§ **OBJECTIVE**:
Locate each line of the material that contains "Regular", then return it.

§ **Records from a data collection**:

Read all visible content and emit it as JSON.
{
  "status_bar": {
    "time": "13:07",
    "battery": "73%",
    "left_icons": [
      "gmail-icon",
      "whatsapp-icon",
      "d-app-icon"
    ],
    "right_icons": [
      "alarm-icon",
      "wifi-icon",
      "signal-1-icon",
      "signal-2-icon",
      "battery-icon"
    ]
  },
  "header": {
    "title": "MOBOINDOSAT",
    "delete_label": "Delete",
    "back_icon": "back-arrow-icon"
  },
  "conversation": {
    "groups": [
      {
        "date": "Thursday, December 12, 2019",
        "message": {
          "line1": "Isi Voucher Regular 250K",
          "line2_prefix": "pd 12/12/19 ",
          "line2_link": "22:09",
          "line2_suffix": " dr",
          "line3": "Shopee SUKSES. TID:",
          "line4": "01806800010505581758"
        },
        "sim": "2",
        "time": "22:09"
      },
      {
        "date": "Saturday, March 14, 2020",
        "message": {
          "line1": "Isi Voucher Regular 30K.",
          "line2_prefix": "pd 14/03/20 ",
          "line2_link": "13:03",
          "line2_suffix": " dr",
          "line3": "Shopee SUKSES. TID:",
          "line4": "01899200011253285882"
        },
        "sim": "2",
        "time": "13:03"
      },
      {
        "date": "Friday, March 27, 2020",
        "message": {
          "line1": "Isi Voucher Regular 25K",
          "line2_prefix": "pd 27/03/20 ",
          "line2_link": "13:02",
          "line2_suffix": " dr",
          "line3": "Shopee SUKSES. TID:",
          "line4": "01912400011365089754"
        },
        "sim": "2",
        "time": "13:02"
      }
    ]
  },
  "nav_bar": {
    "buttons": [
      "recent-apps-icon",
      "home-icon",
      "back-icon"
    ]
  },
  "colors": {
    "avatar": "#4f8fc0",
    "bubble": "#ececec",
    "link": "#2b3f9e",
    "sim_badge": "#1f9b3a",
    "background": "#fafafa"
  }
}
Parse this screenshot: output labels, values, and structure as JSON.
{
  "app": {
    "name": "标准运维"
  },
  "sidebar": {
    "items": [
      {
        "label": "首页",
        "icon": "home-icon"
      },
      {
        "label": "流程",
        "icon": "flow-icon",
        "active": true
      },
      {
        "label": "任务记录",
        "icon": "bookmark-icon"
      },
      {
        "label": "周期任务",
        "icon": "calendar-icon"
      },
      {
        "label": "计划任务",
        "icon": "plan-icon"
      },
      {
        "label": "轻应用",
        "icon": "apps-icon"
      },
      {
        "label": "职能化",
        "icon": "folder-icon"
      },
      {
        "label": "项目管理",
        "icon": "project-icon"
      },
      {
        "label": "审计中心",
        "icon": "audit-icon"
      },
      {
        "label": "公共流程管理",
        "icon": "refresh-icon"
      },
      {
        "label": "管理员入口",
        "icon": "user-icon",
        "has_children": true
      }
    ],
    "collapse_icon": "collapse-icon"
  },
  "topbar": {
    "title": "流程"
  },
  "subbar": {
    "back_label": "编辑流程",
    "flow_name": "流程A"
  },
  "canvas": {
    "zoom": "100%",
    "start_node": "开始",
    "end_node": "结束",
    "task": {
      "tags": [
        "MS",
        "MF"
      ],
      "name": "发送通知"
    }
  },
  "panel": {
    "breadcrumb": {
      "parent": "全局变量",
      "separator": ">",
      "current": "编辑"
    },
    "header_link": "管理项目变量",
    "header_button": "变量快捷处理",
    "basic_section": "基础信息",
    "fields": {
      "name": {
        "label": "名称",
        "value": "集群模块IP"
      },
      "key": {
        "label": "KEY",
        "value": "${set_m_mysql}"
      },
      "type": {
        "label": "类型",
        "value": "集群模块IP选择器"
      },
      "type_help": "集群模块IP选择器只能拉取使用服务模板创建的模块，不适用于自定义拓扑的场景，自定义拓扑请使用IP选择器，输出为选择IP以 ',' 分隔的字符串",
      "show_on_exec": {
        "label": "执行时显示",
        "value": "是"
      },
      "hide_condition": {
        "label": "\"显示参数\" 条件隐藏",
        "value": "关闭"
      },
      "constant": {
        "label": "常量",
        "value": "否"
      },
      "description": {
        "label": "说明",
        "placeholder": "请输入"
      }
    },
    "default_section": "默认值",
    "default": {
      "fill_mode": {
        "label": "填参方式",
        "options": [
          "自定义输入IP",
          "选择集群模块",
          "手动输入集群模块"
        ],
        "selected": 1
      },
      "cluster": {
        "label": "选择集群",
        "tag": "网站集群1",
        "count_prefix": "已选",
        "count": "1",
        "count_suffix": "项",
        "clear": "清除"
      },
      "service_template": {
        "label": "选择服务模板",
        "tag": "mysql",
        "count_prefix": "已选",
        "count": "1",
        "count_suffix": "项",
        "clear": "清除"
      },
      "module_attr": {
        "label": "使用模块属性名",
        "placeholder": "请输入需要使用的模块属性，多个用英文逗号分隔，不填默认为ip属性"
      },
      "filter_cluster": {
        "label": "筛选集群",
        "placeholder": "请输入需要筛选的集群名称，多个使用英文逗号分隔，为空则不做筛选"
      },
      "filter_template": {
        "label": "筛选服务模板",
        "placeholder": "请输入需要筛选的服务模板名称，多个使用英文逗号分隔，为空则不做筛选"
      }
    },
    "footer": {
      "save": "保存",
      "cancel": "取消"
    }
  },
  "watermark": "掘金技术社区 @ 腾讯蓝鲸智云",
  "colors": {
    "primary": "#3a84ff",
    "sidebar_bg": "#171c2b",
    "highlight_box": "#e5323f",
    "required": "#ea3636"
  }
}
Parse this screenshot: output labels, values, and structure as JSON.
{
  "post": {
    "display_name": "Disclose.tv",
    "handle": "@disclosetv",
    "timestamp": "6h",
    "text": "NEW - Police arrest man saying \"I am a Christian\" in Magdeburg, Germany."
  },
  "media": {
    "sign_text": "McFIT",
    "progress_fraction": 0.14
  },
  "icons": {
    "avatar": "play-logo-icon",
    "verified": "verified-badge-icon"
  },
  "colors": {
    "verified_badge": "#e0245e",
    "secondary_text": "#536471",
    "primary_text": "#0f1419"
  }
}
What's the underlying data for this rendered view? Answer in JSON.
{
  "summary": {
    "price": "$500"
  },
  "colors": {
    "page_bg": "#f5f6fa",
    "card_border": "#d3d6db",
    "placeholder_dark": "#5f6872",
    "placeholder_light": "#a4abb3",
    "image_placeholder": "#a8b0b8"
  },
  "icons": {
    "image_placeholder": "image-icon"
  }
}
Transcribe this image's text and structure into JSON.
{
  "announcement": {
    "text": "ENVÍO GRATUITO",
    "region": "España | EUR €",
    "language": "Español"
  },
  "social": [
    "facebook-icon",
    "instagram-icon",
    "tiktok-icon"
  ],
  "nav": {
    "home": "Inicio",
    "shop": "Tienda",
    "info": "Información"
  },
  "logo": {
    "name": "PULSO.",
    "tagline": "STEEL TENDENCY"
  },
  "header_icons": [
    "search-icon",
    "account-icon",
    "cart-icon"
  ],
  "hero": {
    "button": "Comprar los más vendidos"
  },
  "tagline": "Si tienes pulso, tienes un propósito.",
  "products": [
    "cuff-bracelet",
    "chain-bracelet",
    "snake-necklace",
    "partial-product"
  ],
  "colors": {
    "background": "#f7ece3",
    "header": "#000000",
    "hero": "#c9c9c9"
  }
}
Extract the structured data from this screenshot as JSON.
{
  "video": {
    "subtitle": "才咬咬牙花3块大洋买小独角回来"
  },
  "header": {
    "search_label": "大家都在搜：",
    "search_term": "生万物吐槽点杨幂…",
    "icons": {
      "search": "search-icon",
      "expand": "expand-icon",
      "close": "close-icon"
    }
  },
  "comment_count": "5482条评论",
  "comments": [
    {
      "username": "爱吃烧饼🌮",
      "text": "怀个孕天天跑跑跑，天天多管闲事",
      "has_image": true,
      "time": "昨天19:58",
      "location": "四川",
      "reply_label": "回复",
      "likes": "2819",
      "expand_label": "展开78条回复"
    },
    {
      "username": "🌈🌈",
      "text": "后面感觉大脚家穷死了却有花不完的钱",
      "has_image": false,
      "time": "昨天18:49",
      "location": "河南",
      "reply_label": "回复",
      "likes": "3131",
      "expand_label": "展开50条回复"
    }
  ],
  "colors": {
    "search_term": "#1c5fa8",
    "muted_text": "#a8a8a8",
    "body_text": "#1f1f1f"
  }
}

§ **RESPONSE FOR THIS EXERCISE**:
          "line1": "Isi Voucher Regular 250K",
          "line1": "Isi Voucher Regular 30K.",
          "line1": "Isi Voucher Regular 25K",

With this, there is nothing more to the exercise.